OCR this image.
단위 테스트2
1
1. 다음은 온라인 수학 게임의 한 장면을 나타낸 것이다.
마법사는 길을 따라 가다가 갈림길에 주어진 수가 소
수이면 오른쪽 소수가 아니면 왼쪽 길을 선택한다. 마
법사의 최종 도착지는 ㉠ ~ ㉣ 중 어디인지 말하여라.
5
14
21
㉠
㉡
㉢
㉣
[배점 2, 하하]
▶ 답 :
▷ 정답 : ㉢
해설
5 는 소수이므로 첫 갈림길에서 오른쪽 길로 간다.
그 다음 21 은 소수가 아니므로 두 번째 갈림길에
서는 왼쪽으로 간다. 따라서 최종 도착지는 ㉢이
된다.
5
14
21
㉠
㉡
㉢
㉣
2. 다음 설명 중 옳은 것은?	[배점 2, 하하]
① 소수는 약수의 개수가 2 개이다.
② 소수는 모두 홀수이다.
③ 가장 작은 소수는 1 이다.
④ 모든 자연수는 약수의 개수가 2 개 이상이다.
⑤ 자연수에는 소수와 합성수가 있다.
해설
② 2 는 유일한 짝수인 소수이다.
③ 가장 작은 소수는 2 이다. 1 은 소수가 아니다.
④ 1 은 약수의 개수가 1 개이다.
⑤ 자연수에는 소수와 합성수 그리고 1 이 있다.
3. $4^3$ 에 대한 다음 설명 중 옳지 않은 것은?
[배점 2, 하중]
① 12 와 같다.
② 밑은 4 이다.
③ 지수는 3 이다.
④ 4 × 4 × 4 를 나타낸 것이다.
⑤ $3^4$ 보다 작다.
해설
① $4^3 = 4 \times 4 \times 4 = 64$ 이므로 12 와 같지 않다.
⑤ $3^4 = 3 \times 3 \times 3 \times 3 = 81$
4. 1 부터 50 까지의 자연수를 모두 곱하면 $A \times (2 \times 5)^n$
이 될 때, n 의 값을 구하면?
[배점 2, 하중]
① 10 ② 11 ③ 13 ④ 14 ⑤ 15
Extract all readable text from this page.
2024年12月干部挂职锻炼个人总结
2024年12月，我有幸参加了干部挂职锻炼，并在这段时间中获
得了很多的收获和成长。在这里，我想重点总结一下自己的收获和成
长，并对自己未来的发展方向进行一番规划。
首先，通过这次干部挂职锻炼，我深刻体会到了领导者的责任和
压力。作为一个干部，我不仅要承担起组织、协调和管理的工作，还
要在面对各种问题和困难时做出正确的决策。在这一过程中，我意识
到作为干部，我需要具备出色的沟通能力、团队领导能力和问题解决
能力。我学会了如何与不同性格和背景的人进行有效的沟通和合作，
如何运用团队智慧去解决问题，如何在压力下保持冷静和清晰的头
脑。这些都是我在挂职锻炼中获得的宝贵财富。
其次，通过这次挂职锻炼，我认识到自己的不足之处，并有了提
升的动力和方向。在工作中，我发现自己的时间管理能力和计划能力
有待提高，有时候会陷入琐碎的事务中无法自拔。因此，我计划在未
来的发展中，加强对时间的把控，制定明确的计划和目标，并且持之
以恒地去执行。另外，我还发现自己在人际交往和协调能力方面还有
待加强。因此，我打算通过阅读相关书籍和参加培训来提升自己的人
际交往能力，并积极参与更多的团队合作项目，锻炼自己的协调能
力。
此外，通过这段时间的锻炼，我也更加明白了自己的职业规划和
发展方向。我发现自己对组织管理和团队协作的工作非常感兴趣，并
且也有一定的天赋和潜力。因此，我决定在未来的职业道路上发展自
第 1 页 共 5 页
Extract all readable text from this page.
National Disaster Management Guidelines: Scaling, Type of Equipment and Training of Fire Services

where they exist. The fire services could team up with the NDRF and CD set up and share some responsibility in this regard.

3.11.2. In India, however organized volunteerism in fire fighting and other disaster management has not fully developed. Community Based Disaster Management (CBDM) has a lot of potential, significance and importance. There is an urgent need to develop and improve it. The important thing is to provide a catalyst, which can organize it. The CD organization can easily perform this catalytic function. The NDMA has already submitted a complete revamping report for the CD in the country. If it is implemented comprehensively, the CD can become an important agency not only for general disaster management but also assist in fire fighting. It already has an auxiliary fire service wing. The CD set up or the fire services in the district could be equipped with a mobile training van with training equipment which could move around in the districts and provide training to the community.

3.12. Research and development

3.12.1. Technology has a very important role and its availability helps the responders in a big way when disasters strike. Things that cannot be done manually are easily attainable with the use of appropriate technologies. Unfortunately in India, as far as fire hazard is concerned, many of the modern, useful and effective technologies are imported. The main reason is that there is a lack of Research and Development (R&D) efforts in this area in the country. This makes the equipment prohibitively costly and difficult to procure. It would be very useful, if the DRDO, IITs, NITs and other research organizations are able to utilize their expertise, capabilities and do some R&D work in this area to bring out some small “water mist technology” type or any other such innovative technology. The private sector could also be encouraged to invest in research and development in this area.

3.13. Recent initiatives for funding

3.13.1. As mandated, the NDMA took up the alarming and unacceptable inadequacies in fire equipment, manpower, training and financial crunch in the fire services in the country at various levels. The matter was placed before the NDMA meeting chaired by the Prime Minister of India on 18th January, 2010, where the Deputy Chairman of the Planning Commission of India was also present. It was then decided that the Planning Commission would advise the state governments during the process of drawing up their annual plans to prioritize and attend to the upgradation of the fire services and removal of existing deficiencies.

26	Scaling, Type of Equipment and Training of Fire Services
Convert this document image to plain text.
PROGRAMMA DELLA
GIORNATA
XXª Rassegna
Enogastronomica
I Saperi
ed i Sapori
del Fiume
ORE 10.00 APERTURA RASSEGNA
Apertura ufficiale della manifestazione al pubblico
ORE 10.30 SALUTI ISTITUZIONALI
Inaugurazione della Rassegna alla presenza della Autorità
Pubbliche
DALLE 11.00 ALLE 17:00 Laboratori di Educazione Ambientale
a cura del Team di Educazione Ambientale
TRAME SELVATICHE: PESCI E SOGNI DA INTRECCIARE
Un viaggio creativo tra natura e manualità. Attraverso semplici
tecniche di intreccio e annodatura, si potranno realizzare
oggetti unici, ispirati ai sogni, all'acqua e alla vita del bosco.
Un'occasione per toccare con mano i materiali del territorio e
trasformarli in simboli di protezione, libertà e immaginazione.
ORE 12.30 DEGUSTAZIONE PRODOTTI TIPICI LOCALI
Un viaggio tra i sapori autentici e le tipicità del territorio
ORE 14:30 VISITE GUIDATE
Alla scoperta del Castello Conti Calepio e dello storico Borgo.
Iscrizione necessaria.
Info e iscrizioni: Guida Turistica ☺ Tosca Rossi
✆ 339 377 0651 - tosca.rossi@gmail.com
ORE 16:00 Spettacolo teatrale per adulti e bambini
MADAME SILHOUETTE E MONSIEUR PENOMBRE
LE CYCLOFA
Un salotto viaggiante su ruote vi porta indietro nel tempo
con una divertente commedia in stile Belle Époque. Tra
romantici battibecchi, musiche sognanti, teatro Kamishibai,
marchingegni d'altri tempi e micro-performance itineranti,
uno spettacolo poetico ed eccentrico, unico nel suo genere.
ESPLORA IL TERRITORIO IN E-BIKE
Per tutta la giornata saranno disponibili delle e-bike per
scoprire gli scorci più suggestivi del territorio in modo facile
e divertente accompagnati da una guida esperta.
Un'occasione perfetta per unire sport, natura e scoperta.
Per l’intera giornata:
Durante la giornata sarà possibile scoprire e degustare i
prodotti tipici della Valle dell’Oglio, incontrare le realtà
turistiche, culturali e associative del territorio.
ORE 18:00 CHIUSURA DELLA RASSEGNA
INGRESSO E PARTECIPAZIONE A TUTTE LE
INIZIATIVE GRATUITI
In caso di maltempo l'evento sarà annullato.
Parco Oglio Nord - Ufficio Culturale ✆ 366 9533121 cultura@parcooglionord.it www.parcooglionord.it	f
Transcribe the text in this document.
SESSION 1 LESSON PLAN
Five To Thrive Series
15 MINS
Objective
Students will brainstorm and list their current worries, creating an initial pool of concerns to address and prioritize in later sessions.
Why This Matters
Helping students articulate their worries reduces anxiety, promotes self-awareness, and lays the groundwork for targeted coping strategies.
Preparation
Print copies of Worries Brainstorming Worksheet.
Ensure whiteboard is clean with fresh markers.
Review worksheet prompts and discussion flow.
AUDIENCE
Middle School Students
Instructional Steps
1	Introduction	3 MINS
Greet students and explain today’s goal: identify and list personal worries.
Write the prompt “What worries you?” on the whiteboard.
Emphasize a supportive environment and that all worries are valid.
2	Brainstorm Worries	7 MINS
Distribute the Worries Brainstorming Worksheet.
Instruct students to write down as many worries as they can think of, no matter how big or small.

-- STATED GOAL --
Return exactly the lines from the one containing "Transcribe the text in this document." through the last line of the records above, both included, and nothing else.

-- OUTPUT OF THE TASK --
Transcribe the text in this document.
SESSION 1 LESSON PLAN
Five To Thrive Series
15 MINS
Objective
Students will brainstorm and list their current worries, creating an initial pool of concerns to address and prioritize in later sessions.
Why This Matters
Helping students articulate their worries reduces anxiety, promotes self-awareness, and lays the groundwork for targeted coping strategies.
Preparation
Print copies of Worries Brainstorming Worksheet.
Ensure whiteboard is clean with fresh markers.
Review worksheet prompts and discussion flow.
AUDIENCE
Middle School Students
Instructional Steps
1	Introduction	3 MINS
Greet students and explain today’s goal: identify and list personal worries.
Write the prompt “What worries you?” on the whiteboard.
Emphasize a supportive environment and that all worries are valid.
2	Brainstorm Worries	7 MINS
Distribute the Worries Brainstorming Worksheet.
Instruct students to write down as many worries as they can think of, no matter how big or small.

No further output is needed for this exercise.